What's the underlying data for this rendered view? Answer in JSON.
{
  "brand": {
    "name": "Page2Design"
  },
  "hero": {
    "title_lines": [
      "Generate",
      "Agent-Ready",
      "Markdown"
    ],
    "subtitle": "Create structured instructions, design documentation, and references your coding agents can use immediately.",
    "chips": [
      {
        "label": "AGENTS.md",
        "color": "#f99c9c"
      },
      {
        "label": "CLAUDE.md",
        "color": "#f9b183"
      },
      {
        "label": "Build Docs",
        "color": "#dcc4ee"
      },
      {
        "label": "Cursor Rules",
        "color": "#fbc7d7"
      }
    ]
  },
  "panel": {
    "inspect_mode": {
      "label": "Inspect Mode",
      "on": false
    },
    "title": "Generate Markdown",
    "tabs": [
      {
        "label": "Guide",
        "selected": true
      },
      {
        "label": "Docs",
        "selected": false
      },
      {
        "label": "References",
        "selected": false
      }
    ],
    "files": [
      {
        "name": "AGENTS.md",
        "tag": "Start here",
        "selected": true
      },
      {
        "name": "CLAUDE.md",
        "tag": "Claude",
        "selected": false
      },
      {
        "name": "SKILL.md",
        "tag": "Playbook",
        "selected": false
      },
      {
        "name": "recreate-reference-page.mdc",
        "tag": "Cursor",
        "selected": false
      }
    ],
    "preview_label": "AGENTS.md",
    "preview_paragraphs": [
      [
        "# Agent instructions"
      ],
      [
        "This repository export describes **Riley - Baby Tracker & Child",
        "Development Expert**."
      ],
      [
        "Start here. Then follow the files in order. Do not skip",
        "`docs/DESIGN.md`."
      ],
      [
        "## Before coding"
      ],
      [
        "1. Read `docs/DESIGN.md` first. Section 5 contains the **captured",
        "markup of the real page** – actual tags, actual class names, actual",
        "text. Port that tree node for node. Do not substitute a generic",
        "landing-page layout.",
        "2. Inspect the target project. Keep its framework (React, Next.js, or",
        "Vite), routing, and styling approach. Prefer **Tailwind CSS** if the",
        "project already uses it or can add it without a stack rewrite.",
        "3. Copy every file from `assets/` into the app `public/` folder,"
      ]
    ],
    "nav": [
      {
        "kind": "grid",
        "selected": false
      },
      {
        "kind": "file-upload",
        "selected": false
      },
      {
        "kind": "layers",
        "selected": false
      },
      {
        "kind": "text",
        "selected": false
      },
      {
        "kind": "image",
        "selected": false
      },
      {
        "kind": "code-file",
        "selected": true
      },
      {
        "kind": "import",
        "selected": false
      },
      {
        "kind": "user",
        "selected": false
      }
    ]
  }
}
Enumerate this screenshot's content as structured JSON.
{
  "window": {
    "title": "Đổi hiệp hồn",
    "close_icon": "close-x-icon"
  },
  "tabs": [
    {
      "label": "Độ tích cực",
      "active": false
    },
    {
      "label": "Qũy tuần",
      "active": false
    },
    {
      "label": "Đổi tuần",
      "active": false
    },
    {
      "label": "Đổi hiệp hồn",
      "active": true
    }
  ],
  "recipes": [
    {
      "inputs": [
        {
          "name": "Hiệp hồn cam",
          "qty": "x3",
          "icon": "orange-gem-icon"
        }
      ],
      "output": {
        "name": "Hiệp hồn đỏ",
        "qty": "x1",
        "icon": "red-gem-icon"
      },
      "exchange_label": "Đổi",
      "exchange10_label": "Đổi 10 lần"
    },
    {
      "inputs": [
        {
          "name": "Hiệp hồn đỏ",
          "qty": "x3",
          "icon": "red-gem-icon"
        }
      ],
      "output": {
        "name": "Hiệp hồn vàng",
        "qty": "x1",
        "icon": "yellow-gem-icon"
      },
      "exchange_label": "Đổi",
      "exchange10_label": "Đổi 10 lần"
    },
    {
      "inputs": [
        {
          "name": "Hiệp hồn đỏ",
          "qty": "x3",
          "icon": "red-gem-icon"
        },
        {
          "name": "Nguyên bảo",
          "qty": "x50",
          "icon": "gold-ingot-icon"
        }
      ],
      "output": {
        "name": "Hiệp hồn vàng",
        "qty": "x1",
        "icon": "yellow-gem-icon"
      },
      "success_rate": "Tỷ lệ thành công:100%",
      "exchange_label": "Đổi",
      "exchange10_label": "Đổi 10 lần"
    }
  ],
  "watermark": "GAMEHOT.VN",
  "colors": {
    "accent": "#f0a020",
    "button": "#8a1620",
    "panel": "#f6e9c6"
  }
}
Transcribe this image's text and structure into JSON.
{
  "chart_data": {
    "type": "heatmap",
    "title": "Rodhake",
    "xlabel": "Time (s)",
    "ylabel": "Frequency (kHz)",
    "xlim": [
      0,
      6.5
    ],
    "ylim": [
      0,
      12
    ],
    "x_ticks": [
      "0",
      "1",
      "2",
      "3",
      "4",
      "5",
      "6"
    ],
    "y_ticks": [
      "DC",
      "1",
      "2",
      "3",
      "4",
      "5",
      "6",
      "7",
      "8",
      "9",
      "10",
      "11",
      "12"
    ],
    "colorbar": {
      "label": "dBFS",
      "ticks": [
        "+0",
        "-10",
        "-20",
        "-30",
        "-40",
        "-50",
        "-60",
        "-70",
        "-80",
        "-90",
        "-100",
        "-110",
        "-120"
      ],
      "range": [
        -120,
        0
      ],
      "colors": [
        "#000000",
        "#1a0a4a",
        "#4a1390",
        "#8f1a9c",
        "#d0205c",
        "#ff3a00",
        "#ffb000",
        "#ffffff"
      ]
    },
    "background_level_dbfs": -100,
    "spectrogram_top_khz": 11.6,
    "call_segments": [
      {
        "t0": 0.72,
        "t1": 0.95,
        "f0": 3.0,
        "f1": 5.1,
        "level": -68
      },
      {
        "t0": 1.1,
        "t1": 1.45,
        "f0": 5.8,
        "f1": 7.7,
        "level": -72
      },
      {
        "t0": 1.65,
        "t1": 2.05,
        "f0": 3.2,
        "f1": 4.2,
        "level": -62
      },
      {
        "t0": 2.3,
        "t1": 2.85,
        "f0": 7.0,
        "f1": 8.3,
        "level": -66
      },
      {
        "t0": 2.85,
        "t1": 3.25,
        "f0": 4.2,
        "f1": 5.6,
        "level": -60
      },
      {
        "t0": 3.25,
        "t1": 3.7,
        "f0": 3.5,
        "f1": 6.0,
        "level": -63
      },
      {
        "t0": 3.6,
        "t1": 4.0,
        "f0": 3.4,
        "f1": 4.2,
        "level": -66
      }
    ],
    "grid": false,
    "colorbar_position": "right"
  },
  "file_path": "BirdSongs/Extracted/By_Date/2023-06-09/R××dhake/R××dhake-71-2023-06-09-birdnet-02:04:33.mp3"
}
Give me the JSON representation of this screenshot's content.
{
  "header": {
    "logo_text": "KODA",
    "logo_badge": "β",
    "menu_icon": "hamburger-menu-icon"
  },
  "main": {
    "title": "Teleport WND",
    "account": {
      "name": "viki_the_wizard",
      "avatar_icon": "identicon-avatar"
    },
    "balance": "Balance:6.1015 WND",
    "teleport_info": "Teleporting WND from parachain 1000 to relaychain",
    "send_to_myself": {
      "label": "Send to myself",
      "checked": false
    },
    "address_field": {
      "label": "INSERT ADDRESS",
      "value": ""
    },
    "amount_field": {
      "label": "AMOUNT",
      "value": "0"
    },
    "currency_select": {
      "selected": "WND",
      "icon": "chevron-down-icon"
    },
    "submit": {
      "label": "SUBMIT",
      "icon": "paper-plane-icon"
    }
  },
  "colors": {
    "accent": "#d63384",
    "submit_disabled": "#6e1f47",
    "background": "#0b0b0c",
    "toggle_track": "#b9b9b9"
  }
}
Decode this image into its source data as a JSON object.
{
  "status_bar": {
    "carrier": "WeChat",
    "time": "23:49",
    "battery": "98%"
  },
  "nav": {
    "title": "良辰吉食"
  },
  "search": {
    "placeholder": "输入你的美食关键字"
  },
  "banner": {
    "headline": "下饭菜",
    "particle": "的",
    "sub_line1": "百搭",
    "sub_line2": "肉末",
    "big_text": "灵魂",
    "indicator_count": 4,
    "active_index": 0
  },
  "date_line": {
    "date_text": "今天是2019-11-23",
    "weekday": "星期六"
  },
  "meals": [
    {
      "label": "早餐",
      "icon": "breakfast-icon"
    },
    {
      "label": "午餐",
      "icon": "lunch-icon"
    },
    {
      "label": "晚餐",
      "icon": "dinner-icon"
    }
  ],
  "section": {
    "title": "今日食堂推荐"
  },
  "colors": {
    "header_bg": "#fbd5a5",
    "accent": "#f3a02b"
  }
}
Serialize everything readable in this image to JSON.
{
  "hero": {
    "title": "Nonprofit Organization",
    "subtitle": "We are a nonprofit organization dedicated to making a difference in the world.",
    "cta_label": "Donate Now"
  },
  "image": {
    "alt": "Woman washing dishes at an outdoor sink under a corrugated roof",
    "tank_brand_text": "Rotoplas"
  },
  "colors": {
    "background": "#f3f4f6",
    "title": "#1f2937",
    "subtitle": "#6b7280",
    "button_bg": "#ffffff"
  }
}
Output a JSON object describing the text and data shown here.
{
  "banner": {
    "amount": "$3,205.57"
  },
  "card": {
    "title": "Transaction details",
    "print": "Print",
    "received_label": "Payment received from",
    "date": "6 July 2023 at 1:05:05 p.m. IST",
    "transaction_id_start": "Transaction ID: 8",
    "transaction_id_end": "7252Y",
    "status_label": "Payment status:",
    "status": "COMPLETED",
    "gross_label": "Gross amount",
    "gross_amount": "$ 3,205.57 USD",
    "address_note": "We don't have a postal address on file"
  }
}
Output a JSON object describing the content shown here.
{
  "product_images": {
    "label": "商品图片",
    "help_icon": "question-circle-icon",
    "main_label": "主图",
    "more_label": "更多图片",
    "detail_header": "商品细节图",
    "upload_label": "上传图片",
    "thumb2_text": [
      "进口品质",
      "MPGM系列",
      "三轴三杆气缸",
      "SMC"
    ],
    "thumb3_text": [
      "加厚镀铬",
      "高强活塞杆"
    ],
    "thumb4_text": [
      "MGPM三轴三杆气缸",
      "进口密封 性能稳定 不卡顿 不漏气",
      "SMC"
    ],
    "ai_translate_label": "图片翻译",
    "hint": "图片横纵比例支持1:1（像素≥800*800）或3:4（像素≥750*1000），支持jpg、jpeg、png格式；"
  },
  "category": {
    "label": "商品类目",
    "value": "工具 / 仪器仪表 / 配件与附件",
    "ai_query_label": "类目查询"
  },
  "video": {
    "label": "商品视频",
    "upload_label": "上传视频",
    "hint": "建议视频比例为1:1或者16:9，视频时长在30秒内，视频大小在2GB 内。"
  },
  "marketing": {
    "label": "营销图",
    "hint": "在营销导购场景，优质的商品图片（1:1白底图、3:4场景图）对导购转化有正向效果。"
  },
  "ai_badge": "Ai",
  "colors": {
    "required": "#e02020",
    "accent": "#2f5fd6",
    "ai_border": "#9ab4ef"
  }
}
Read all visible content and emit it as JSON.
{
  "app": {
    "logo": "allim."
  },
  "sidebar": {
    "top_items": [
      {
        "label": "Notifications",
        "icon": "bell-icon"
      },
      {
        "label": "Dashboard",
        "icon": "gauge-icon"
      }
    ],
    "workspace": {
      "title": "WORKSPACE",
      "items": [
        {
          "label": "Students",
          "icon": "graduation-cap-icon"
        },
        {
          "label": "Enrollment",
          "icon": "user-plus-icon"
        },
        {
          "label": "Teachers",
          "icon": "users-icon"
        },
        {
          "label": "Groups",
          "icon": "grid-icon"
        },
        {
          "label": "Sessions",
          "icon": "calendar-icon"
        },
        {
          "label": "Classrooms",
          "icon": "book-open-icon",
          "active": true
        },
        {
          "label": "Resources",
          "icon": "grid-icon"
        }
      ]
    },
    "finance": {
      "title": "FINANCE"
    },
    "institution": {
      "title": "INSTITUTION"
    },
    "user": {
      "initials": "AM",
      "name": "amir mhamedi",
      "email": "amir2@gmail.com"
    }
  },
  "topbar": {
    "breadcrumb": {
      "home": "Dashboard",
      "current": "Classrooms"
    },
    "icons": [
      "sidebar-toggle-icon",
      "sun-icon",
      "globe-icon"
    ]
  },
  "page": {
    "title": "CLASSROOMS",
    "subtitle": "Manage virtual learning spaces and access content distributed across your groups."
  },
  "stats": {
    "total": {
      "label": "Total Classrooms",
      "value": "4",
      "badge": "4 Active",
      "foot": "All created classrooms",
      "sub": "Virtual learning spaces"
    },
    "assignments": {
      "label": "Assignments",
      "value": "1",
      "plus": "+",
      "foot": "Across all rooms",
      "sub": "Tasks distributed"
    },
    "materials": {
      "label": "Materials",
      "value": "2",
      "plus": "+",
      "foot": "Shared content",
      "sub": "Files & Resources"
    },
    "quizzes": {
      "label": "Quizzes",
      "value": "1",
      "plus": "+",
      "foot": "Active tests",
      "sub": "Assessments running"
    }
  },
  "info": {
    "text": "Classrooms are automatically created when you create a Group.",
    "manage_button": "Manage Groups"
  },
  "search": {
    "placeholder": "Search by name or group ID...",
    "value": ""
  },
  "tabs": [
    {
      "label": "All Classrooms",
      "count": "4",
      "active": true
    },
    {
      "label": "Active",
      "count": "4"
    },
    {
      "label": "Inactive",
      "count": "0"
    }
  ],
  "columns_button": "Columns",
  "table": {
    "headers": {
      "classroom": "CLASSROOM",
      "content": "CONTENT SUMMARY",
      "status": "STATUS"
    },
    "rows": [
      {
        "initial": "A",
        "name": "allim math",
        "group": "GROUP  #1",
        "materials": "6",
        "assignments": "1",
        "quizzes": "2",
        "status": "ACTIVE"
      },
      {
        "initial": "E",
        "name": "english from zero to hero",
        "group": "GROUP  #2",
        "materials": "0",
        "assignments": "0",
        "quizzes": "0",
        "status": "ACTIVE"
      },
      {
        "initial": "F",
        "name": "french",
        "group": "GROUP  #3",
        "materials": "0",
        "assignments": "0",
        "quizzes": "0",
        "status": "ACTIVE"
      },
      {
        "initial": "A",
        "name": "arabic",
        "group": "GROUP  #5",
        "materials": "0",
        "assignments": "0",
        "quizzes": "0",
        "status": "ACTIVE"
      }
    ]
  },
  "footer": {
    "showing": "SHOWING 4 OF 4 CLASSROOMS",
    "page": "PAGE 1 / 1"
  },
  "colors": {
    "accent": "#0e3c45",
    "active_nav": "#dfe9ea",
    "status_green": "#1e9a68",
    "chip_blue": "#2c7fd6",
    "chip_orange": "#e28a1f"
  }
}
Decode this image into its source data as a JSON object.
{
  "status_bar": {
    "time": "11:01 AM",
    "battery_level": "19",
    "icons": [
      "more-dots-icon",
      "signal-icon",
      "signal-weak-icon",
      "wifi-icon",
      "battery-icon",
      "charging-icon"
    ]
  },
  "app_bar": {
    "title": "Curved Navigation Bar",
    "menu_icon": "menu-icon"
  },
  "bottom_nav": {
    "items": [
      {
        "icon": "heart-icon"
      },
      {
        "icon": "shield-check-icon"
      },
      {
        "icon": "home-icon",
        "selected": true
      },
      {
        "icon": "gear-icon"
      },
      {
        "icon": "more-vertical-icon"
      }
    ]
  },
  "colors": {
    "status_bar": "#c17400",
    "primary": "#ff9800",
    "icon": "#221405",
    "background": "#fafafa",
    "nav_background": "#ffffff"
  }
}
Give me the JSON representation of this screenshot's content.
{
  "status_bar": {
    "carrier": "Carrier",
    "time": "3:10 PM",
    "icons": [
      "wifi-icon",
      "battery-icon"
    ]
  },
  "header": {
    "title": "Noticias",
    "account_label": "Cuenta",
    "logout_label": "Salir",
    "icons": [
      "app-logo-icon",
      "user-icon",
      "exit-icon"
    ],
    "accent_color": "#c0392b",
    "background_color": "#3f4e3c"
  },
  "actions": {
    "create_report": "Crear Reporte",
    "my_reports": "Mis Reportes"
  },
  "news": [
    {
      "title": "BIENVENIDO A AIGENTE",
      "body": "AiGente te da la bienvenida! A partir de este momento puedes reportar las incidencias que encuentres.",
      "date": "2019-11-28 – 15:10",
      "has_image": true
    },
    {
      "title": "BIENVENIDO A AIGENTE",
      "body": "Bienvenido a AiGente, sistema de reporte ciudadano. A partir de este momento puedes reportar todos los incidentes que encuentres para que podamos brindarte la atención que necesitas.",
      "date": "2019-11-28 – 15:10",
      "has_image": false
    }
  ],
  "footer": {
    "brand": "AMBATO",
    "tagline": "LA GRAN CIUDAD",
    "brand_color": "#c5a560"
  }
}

> _Goal_
Using the entries above, tally how many lines have the word "shown" in them; write the number and nothing more.

> _Response below_
2